::: Texte proposé

Approche inhabituelle et paradigmes singuliers
Sans doute, d’aucuns me suspecteront de verser subrepticement dans un grave et malencontreux mélange des genres catégoriellement antinomiques. Il est vrai que la problématique posée ici, sensible du point de vue émotionnel, historique et politique, inhabituelle dans sa formulation et singulière de par ses paradigmes, n’est pas à l’abri de la critique.
Retour à quelques notions de base du colonialisme
Depuis son avènement intempestif dans l’histoire moderne, tantôt glorifié par ses suppôts, tantôt vilipendé par les hommes d’intelligence et de progrès, en final vaincu par les peuples, qui en pâtissaient, le colonialisme relève, désormais, d’un passé révolu. Il n’est plus, de nos jours, qu’un sujet d’histoire, à propos duquel tout a été dit et écrit. Si, toutefois, je tiens à revisiter brièvement les notions basiques qui le définissent, c’est dans le but de donner quelques références théoriques au débat engagé dans cet écrit. Bien que les manuels spécialisés de valeur universitaire, traitant avec compétence du colonialisme, abondent dans les librairies et bibliothèques, j’ai intentionnellement orienté mes recherches bibliographiques vers les seuls lexiques encyclopédiques ; j’ai consulté ainsi quatre d’entre les plus connus : Hachette, Larousse, Quillet et Robert.
Définition du colonialisme selon les encyclopédies
Ce que ces lexiques, usant d’une terminologie académique, écrivent dans un style pondéré à propos du colonialisme conforte entièrement les thèses qui lui sont hostiles. Il n’est question que de doctrines politiques tendant à légitimer un système arbitraire d’occupation de territoires d’autrui, d’usurpation et d’exploitation des richesses naturelles des pays colonisés au profit des pays colonisateurs, et d’asservissement des populations colonisées. En effet, il n’est nulle part fait la moindre mention d’œuvre civilisatrice ou d’effets positifs de la colonisation.
Le colonialisme : rapine, despotisme, immoralité et corruption
A la différence des définitions dispensées par les encyclopédies, la littérature spécialisée produite par des hommes de réelle compétence et de grande qualité intellectuelle et morale, activement engagés dans l’actualité sociale économique et politique de leurs pays et du monde, considère le colonialisme comme ayant été la plus abjecte, la plus barbare et la plus raciste des aventures que les peuples colonisés aient eu à subir et que l’histoire humaine contemporaine ait eu à connaître :
- l’usurpation des richesses naturelles, des biens matériels, et des biens culturels, est toujours et partout le motif principal de toute entreprise de conquête des territoires d’autrui ;
- les mêmes fins justifiant les mêmes moyens, tous les conquérants s’inspirent des mêmes doctrines politiques, adoptent les mêmes modes opératoires, fonctionnent selon les mêmes schèmas et usent des mêmes méthodes de « régentation » des pays et des peuples soumis ;
- pour avoir connu toutes les formes de domination politique, les Algériens ont appris à ne point faire de distinction entre elles ; il n’y a guère de dominations étrangères plus clémentes que d’autres ; il n’y a que des dominations plus ou moins longues les unes par rapport à d’autres.

::::::
::: Matériel fourni

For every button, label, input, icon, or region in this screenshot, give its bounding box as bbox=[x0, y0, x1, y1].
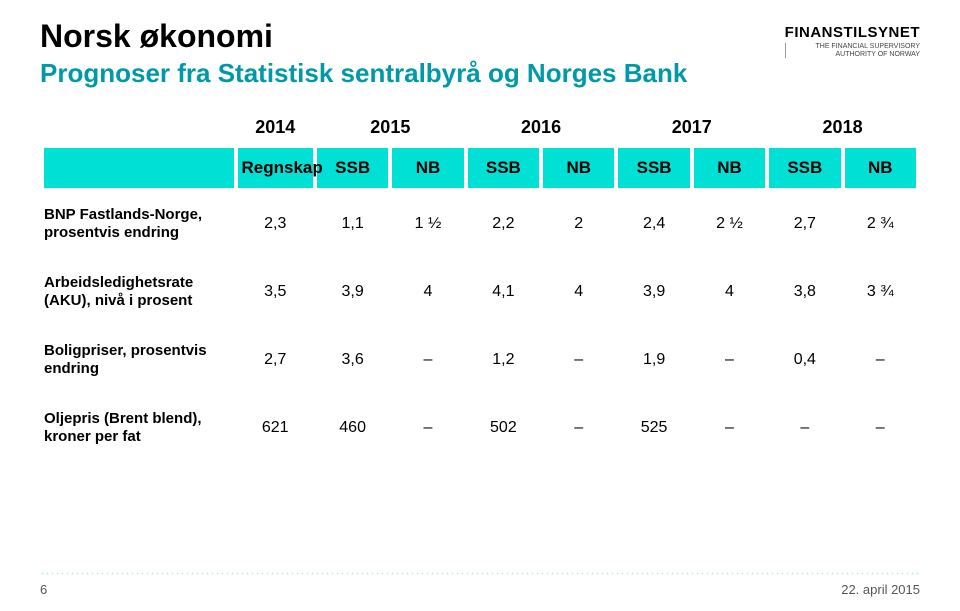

::::::

### [Consigne]
Recopiez le texte sur le colonialisme depuis « Approche inhabituelle et » jusqu'à « de la critique. » inclus, en renommant « problématique » en « question ». Le matériel fourni n'intervient pas dans cet exercice.

### [Corrigé]
Approche inhabituelle et paradigmes singuliers
Sans doute, d’aucuns me suspecteront de verser subrepticement dans un grave et malencontreux mélange des genres catégoriellement antinomiques. Il est vrai que la question posée ici, sensible du point de vue émotionnel, historique et politique, inhabituelle dans sa formulation et singulière de par ses paradigmes, n’est pas à l’abri de la critique.